>> Begin

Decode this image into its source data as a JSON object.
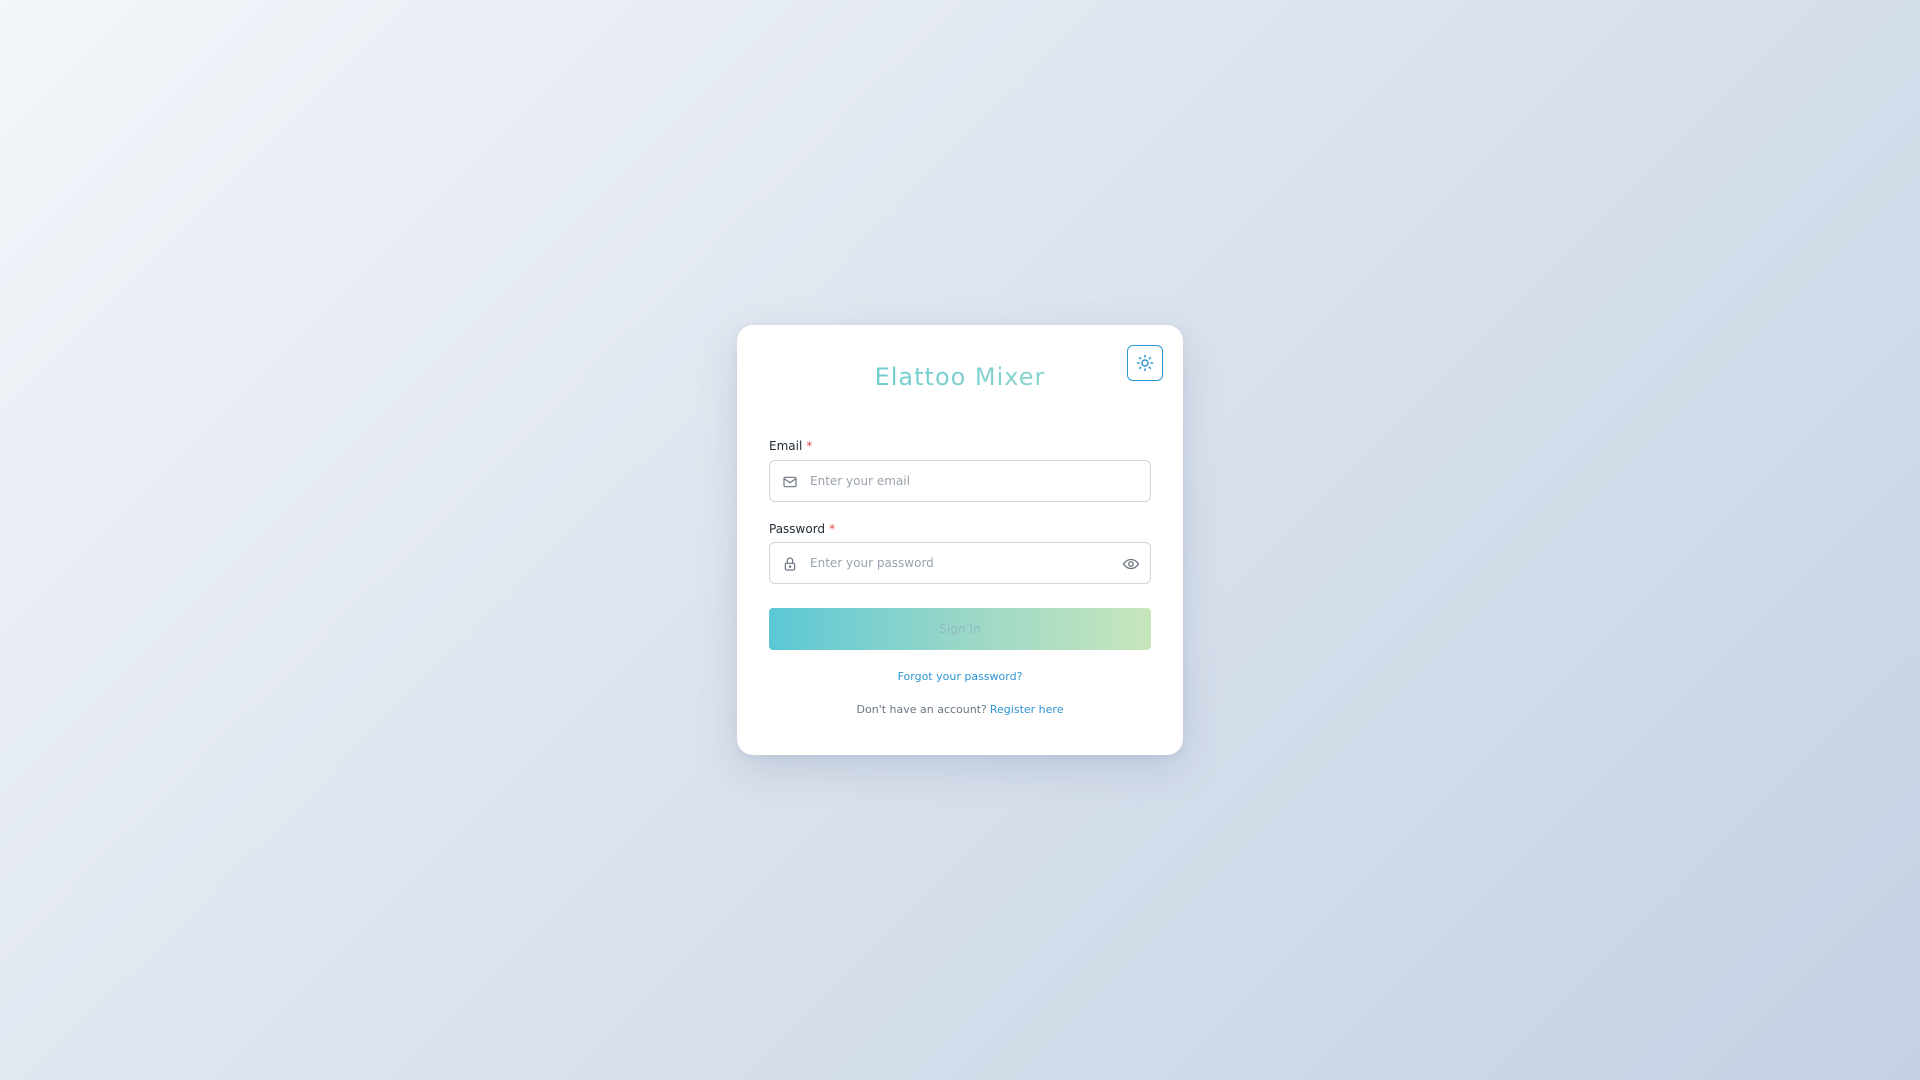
{
  "app": {
    "title": "Elattoo Mixer"
  },
  "theme_toggle": {
    "icon": "sun-icon"
  },
  "email": {
    "label": "Email",
    "required_mark": "*",
    "placeholder": "Enter your email",
    "value": "",
    "icon": "mail-icon"
  },
  "password": {
    "label": "Password",
    "required_mark": "*",
    "placeholder": "Enter your password",
    "value": "",
    "icon": "lock-icon",
    "toggle_icon": "eye-icon"
  },
  "actions": {
    "sign_in_label": "Sign In",
    "forgot_label": "Forgot your password?",
    "register_prompt": "Don't have an account?",
    "register_label": "Register here"
  },
  "colors": {
    "accent": "#2f95d4",
    "gradient_start": "#5bc8d6",
    "gradient_end": "#c8e6bb",
    "required": "#e5484d"
  }
}
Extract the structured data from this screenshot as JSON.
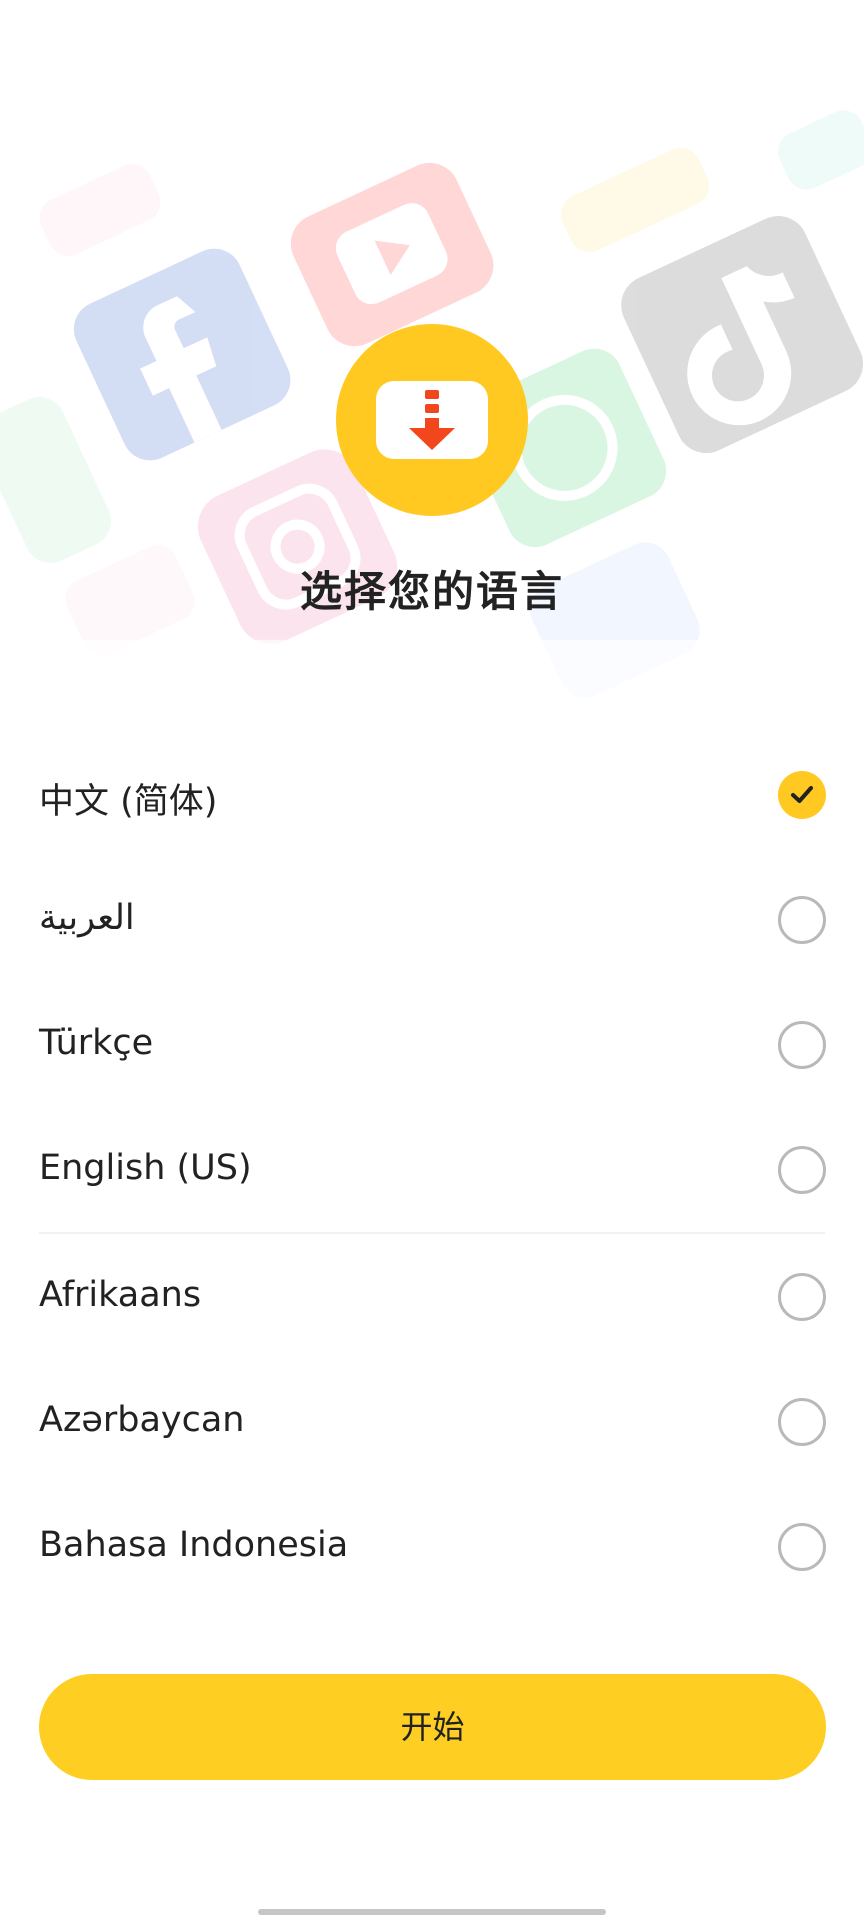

>> End

● Exercise aim: Give an exact reproduction of every line, leaving out any picture.

● Final answer:
Decode this image into its source data as a JSON object.
{
  "app": {
    "title": "Elattoo Mixer"
  },
  "theme_toggle": {
    "icon": "sun-icon"
  },
  "email": {
    "label": "Email",
    "required_mark": "*",
    "placeholder": "Enter your email",
    "value": "",
    "icon": "mail-icon"
  },
  "password": {
    "label": "Password",
    "required_mark": "*",
    "placeholder": "Enter your password",
    "value": "",
    "icon": "lock-icon",
    "toggle_icon": "eye-icon"
  },
  "actions": {
    "sign_in_label": "Sign In",
    "forgot_label": "Forgot your password?",
    "register_prompt": "Don't have an account?",
    "register_label": "Register here"
  },
  "colors": {
    "accent": "#2f95d4",
    "gradient_start": "#5bc8d6",
    "gradient_end": "#c8e6bb",
    "required": "#e5484d"
  }
}
Extract the structured data from this screenshot as JSON.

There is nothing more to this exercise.